Answer these questions from the abstract on insect pheromones:
1. About how many insect species does the study draw data from?
2. Which three insect orders does it cover?
3. In the preliminary Drosophila results, what shapes lower-level compound variation?

__Excerpted passage__
***

Systematics, Evolution, and Biodiversity
10-Minute Paper
Rowan French
PhD student
University of Toronto
Toronto, Ontario, Canada
Sarah Ravoth
University of Toronto
Toronto, Ontario, Canada
Luke Mahler
University of Toronto
Toronto, Ontario, Canada
Locke Rowe
University of Toronto
Toronto, Ontario, Canada
Insects display outstanding pheromone diversity, but macroevolutionary patterns of chemical signal variation and their drivers have not been systematically studied in most groups. We aim to bridge this gap by synthesizing data on the composition of sex and aggregation-sex pheromones across more than 500 insect species in 8 families and three orders: Coleoptera, Lepidoptera, and Diptera. Within each of these families, we are reconstructing phylogenies from available molecular data and using phylogenetic comparative methods to identify the extent to which environment, geography, and evolutionary history drive or constrain pheromone diversification. Our preliminary results for Drosophila suggest, intriguingly, that these effects may be scale-dependent. While phylogenetic constraints shape lower-level compound variation, environmental constraints influence higher levels of chemical structural class diversity. Thus, different forms of selection on hierarchical levels of chemical structure may have contributed to the vast diversity of insect pheromones.

***

__Recorded data__
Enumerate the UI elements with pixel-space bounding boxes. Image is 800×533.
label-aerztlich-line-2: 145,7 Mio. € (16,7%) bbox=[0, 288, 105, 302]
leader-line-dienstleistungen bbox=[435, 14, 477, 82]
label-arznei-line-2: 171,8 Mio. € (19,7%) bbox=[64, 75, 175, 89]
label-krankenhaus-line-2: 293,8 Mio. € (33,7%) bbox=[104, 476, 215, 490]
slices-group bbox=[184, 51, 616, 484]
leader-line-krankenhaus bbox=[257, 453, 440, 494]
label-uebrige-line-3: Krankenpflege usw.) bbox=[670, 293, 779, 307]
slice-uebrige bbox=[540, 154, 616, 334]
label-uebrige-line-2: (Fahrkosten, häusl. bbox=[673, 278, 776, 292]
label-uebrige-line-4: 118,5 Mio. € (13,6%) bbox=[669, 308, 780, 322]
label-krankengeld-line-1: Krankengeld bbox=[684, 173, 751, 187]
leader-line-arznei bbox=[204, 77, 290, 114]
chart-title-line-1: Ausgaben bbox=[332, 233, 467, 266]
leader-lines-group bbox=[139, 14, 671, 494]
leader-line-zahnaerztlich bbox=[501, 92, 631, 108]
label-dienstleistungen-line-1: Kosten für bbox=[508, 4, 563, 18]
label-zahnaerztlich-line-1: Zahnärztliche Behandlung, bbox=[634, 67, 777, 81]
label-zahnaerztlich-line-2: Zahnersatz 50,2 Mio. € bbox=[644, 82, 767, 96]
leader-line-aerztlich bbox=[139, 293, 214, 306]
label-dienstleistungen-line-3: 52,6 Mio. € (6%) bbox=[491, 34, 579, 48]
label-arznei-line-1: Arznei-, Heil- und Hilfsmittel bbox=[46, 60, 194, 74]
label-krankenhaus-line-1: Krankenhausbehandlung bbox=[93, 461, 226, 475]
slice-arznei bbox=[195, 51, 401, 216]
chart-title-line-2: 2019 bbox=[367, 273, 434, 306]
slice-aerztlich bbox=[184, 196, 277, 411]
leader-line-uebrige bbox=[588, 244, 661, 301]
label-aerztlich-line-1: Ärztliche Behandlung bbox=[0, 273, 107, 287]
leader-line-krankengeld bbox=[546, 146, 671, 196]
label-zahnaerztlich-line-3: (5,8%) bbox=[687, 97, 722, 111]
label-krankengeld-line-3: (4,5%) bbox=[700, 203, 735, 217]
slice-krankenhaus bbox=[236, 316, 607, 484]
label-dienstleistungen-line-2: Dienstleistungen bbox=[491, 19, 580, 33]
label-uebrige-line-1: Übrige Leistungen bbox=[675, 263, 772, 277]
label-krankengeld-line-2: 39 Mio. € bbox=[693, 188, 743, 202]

***

__Solution for this task__
1. More than 500 species.
2. Coleoptera, Lepidoptera, and Diptera.
3. Phylogenetic constraints.